ЗАДАНИЯ
(1) Перепишите из текста фрагмент, начиная со слов «Под ним струя» и заканчивая словами «ритмико-интонационно противопоставляется предыдущему.».
(2) Ответьте по тексту на вопросы:
(а) На сколько двустрочных «половинок» делится каждая строфа?
(б) Что в стихотворении гнется и скрыпит?
(в) Какие пары антонимов приведены при сравнении двух вопросов?

ТЕКСТ
Что ищет он в стране далекой?
Что кинул он в краю родном?..
Играют волны – ветер свищет,
И мачта гнется и скрыпит…
Увы, – он счастия не ищет
И не от счастия бежит!
Под ним струя светлей лазури,
Над ним луч солнца золотой…
А он, мятежный, просит бури,
Как будто в бурях есть покой!
Первое, что обращает на себя внимание в развертывании стихотворения, – это резко подчеркнутая система повторов-контрастов, одновременных отождествлений и противопоставлений частей в целом. Все три строфы одинаково делятся на две двустрочные «половинки»: первая занята пейзажным описанием, вторая – лирическим отзывом на него. И части эти столь же одинаково противопоставляются друг другу: особенно ясно задает это противопоставление первая строфа с полным совпадением расположения ударений и словоразделов в противостоящих друг другу двустишиях. Такими же являются отношения и между однотипными «полустрофами», – по крайней мере, каждое следующее пейзажное описание и тематически, и ритмико-интонационно противопоставляется предыдущему.
Что же касается лирических «отзывов» на эти пейзажи, то отношения одновременных отождествлений и противопоставленности проникают вовнутрь каждого из этих двустиший и проявляются в них особенно зримо:
Что ищет он в стране далекой?
Что кинул он в краю родном?..
Ритмико-синтаксическое подобие этих вопросов предельное, совпадает, кажется, максимум структурных характеристик: и расположение ударений, и словоразделы, и синтаксис, и лексический зачин, но ведь столь же предельным является лексико-семантический контраст антонимов («ищет» – «кинул», «в стране далекой» – «в краю родном»).

ФРАГМЕНТ ДАННЫХ

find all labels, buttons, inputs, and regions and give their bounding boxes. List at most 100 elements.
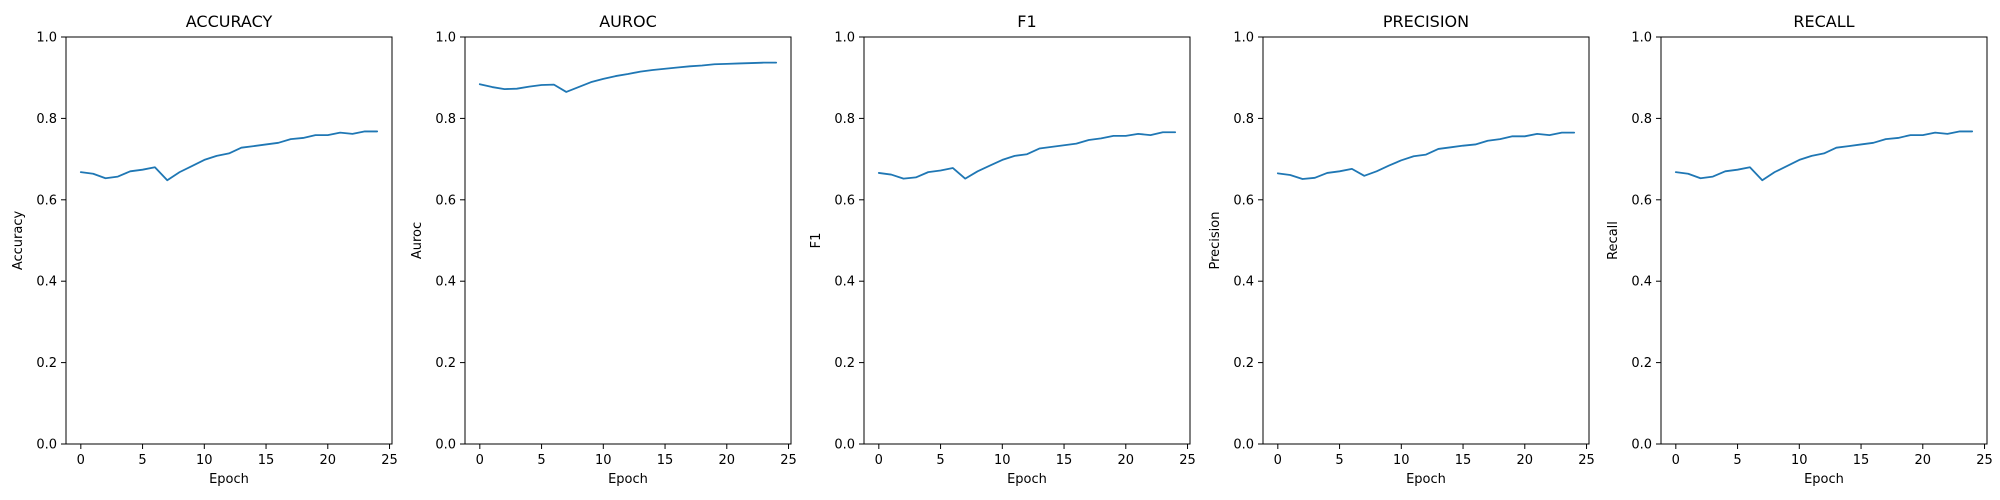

ОТВЕТЫ К ЗАДАНИЯМ
(1)
Под ним струя светлей лазури,
Над ним луч солнца золотой…
А он, мятежный, просит бури,
Как будто в бурях есть покой!
Первое, что обращает на себя внимание в развертывании стихотворения, – это резко подчеркнутая система повторов-контрастов, одновременных отождествлений и противопоставлений частей в целом. Все три строфы одинаково делятся на две двустрочные «половинки»: первая занята пейзажным описанием, вторая – лирическим отзывом на него. И части эти столь же одинаково противопоставляются друг другу: особенно ясно задает это противопоставление первая строфа с полным совпадением расположения ударений и словоразделов в противостоящих друг другу двустишиях. Такими же являются отношения и между однотипными «полустрофами», – по крайней мере, каждое следующее пейзажное описание и тематически, и ритмико-интонационно противопоставляется предыдущему.

(2)
(а) На две.
(б) Мачта.
(в) «Ищет» – «кинул» и «в стране далекой» – «в краю родном».